Return all lines from the listing below in which the string "katumainostaulut" occurs.

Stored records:
---------------

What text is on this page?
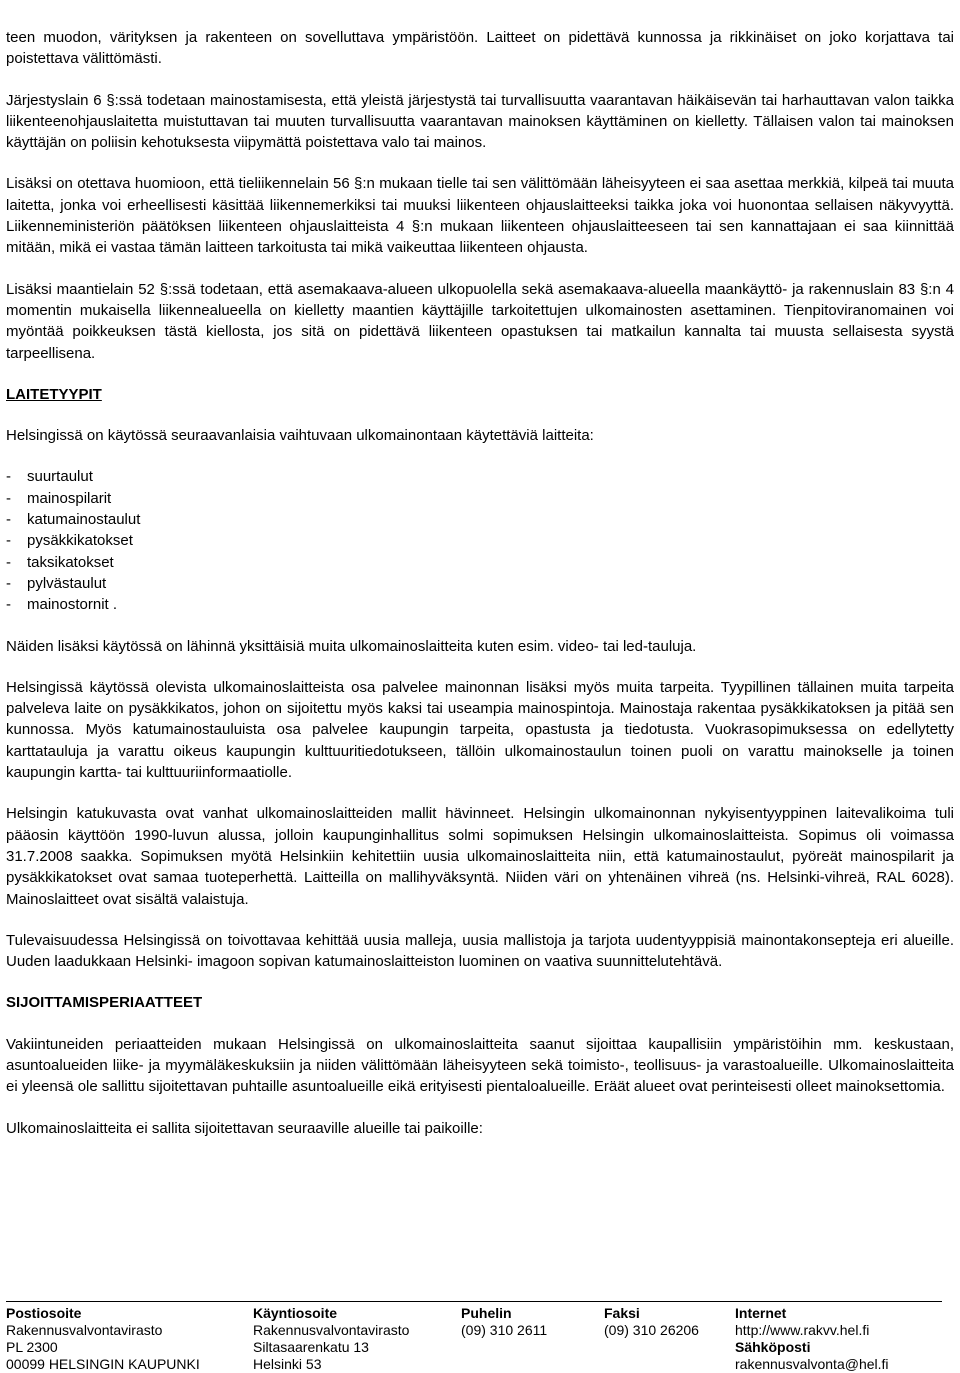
teen muodon, värityksen ja rakenteen on sovelluttava ympäristöön. Laitteet on pidettävä kunnossa ja rikkinäiset on joko korjattava tai poistettava välittömästi.

Järjestyslain 6 §:ssä todetaan mainostamisesta, että yleistä järjestystä tai turvallisuutta vaarantavan häikäisevän tai harhauttavan valon taikka liikenteenohjauslaitetta muistuttavan tai muuten turvallisuutta vaarantavan mainoksen käyttäminen on kielletty. Tällaisen valon tai mainoksen käyttäjän on poliisin kehotuksesta viipymättä poistettava valo tai mainos.

Lisäksi on otettava huomioon, että tieliikennelain 56 §:n mukaan tielle tai sen välittömään läheisyyteen ei saa asettaa merkkiä, kilpeä tai muuta laitetta, jonka voi erheellisesti käsittää liikennemerkiksi tai muuksi liikenteen ohjauslaitteeksi taikka joka voi huonontaa sellaisen näkyvyyttä. Liikenneministeriön päätöksen liikenteen ohjauslaitteista 4 §:n mukaan liikenteen ohjauslaitteeseen tai sen kannattajaan ei saa kiinnittää mitään, mikä ei vastaa tämän laitteen tarkoitusta tai mikä vaikeuttaa liikenteen ohjausta.

Lisäksi maantielain 52 §:ssä todetaan, että asemakaava-alueen ulkopuolella sekä asemakaava-alueella maankäyttö- ja rakennuslain 83 §:n 4 momentin mukaisella liikennealueella on kielletty maantien käyttäjille tarkoitettujen ulkomainosten asettaminen. Tienpitoviranomainen voi myöntää poikkeuksen tästä kiellosta, jos sitä on pidettävä liikenteen opastuksen tai matkailun kannalta tai muusta sellaisesta syystä tarpeellisena.

LAITETYYPIT

Helsingissä on käytössä seuraavanlaisia vaihtuvaan ulkomainontaan käytettäviä laitteita:

- suurtaulut
- mainospilarit
- katumainostaulut
- pysäkkikatokset
- taksikatokset
- pylvästaulut
- mainostornit .

Näiden lisäksi käytössä on lähinnä yksittäisiä muita ulkomainoslaitteita kuten esim. video- tai led-tauluja.

Helsingissä käytössä olevista ulkomainoslaitteista osa palvelee mainonnan lisäksi myös muita tarpeita. Tyypillinen tällainen muita tarpeita palveleva laite on pysäkkikatos, johon on sijoitettu myös kaksi tai useampia mainospintoja. Mainostaja rakentaa pysäkkikatoksen ja pitää sen kunnossa. Myös katumainostauluista osa palvelee kaupungin tarpeita, opastusta ja tiedotusta. Vuokrasopimuksessa on edellytetty karttatauluja ja varattu oikeus kaupungin kulttuuritiedotukseen, tällöin ulkomainostaulun toinen puoli on varattu mainokselle ja toinen kaupungin kartta- tai kulttuuriinformaatiolle.

Helsingin katukuvasta ovat vanhat ulkomainoslaitteiden mallit hävinneet. Helsingin ulkomainonnan nykyisentyyppinen laitevalikoima tuli pääosin käyttöön 1990-luvun alussa, jolloin kaupunginhallitus solmi sopimuksen Helsingin ulkomainoslaitteista. Sopimus oli voimassa 31.7.2008 saakka. Sopimuksen myötä Helsinkiin kehitettiin uusia ulkomainoslaitteita niin, että katumainostaulut, pyöreät mainospilarit ja pysäkkikatokset ovat samaa tuoteperhettä. Laitteilla on mallihyväksyntä. Niiden väri on yhtenäinen vihreä (ns. Helsinki-vihreä, RAL 6028). Mainoslaitteet ovat sisältä valaistuja.

Tulevaisuudessa Helsingissä on toivottavaa kehittää uusia malleja, uusia mallistoja ja tarjota uudentyyppisiä mainontakonsepteja eri alueille. Uuden laadukkaan Helsinki- imagoon sopivan katumainoslaitteiston luominen on vaativa suunnittelutehtävä.

SIJOITTAMISPERIAATTEET

Vakiintuneiden periaatteiden mukaan Helsingissä on ulkomainoslaitteita saanut sijoittaa kaupallisiin ympäristöihin mm. keskustaan, asuntoalueiden liike- ja myymäläkeskuksiin ja niiden välittömään läheisyyteen sekä toimisto-, teollisuus- ja varastoalueille. Ulkomainoslaitteita ei yleensä ole sallittu sijoitettavan puhtaille asuntoalueille eikä erityisesti pientaloalueille. Eräät alueet ovat perinteisesti olleet mainoksettomia.

Ulkomainoslaitteita ei sallita sijoitettavan seuraaville alueille tai paikoille:

Postiosoite
Rakennusvalvontavirasto
PL 2300
00099 HELSINGIN KAUPUNKI
Käyntiosoite
Rakennusvalvontavirasto
Siltasaarenkatu 13
Helsinki 53
Puhelin
(09) 310 2611
Faksi
(09) 310 26206
Internet
http://www.rakvv.hel.fi
Sähköposti
rakennusvalvonta@hel.fi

---------------

» **Answer to the task**:
- katumainostaulut
Helsingin katukuvasta ovat vanhat ulkomainoslaitteiden mallit hävinneet. Helsingin ulkomainonnan nykyisentyyppinen laitevalikoima tuli pääosin käyttöön 1990-luvun alussa, jolloin kaupunginhallitus solmi sopimuksen Helsingin ulkomainoslaitteista. Sopimus oli voimassa 31.7.2008 saakka. Sopimuksen myötä Helsinkiin kehitettiin uusia ulkomainoslaitteita niin, että katumainostaulut, pyöreät mainospilarit ja pysäkkikatokset ovat samaa tuoteperhettä. Laitteilla on mallihyväksyntä. Niiden väri on yhtenäinen vihreä (ns. Helsinki-vihreä, RAL 6028). Mainoslaitteet ovat sisältä valaistuja.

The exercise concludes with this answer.